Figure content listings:

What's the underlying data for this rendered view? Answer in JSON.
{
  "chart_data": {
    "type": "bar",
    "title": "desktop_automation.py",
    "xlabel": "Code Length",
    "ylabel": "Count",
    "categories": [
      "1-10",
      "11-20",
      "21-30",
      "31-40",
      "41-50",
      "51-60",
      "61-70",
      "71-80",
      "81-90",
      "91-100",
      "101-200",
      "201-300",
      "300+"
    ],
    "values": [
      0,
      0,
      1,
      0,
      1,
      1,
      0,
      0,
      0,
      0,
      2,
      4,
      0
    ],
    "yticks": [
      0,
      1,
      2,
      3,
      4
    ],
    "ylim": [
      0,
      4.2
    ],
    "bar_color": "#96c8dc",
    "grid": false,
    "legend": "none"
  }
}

* * *

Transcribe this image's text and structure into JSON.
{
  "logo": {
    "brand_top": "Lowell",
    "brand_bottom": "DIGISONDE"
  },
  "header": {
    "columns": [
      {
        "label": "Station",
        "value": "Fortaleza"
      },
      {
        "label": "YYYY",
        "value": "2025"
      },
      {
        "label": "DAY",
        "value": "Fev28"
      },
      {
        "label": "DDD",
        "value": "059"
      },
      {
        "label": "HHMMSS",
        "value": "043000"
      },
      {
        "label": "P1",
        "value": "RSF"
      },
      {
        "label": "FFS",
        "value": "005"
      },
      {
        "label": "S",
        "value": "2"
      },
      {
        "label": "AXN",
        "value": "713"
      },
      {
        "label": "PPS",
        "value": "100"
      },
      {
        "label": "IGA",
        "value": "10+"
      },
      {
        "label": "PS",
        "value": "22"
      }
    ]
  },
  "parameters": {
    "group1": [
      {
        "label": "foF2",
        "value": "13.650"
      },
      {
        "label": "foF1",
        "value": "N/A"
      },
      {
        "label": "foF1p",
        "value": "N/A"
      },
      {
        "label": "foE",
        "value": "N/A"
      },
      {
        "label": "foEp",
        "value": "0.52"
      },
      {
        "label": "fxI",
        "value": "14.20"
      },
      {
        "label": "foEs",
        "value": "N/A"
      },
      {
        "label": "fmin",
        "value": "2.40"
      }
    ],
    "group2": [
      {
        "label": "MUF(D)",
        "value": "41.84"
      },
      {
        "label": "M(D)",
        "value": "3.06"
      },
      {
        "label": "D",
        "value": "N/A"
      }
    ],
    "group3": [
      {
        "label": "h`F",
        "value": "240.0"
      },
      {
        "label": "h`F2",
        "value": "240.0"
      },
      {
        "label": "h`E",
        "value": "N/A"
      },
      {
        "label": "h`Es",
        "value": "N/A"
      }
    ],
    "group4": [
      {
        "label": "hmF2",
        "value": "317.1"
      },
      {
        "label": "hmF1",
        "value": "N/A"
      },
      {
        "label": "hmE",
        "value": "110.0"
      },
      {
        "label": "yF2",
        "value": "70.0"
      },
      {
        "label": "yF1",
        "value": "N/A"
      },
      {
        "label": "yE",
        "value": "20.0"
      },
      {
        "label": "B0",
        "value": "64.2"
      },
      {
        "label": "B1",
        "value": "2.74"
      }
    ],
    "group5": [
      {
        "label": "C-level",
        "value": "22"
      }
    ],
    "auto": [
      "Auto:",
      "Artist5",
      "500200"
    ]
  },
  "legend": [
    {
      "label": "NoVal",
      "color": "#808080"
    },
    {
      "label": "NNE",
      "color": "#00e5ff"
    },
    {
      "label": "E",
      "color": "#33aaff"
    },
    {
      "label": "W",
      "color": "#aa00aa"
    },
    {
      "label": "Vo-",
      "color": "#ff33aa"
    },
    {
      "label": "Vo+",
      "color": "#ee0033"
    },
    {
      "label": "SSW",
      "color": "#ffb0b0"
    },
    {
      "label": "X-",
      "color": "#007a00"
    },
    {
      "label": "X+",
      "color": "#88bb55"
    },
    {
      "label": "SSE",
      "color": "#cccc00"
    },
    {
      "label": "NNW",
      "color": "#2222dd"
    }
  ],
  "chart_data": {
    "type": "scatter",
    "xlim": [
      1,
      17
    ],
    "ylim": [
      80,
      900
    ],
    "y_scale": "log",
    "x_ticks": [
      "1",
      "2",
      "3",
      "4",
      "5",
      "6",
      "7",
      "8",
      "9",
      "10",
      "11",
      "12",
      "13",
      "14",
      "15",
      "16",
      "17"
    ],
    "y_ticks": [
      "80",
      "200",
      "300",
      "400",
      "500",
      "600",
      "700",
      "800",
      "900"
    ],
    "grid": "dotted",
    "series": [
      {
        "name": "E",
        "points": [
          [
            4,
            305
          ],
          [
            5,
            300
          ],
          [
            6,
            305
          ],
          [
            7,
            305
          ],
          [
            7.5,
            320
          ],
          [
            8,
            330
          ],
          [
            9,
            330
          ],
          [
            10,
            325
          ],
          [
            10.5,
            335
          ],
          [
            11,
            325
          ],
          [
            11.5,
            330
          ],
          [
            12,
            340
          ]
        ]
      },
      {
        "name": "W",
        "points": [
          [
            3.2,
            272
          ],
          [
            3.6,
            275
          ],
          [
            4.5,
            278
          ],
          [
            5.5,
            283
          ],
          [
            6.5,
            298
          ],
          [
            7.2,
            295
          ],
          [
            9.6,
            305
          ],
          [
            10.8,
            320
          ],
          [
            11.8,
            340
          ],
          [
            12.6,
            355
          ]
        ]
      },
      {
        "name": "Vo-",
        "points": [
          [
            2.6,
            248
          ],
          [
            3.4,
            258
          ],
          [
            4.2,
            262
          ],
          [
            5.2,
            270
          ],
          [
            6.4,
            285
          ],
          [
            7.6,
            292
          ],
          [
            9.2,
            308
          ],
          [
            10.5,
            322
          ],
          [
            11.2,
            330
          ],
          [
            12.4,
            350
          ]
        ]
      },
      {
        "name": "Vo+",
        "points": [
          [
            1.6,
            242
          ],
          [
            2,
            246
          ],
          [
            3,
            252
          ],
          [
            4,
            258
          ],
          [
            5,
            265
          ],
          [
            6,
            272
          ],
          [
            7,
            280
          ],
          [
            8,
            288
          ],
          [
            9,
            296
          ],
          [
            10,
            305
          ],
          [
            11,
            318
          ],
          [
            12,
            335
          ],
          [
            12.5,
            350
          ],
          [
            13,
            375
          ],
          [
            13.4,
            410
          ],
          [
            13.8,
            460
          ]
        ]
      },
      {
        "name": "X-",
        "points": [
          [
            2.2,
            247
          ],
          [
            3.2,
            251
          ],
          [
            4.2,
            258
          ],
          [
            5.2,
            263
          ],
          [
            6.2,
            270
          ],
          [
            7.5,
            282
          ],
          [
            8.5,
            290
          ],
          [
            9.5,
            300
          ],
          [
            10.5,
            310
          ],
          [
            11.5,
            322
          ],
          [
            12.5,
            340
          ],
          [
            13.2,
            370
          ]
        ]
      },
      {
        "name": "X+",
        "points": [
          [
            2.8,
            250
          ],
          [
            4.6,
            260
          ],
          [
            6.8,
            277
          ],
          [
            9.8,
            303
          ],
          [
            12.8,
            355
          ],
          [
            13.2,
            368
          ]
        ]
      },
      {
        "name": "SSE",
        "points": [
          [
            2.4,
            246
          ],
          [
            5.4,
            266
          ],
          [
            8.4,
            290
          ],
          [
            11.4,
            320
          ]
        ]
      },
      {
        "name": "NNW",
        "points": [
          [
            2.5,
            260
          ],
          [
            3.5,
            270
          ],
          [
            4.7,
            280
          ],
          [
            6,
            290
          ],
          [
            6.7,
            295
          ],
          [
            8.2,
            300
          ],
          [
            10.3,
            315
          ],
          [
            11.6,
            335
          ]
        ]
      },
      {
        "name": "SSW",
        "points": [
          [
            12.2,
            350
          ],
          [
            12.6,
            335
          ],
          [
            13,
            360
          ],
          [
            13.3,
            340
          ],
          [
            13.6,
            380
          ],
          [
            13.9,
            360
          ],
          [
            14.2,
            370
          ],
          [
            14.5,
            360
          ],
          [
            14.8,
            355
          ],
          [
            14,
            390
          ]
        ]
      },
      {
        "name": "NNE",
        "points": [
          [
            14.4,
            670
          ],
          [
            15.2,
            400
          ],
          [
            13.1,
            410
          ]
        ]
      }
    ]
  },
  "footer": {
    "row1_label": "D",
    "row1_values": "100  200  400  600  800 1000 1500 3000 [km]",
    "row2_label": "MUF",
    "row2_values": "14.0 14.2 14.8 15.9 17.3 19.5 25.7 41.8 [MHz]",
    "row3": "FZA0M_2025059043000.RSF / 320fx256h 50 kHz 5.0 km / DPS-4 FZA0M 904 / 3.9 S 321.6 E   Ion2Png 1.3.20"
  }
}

...

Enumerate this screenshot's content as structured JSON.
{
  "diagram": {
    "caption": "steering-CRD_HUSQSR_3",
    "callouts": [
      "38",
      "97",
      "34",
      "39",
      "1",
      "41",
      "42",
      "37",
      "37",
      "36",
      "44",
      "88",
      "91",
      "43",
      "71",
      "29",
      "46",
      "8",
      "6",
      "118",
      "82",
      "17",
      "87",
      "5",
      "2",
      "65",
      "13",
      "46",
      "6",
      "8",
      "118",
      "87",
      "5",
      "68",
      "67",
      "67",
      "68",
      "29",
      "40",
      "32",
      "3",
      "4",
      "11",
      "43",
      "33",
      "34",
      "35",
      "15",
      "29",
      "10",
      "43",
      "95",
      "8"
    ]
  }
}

◆ **What you should do**
Pick out each line that holds the string "JSON".

◆ **Output of the task**
What's the underlying data for this rendered view? Answer in JSON.
Transcribe this image's text and structure into JSON.
Enumerate this screenshot's content as structured JSON.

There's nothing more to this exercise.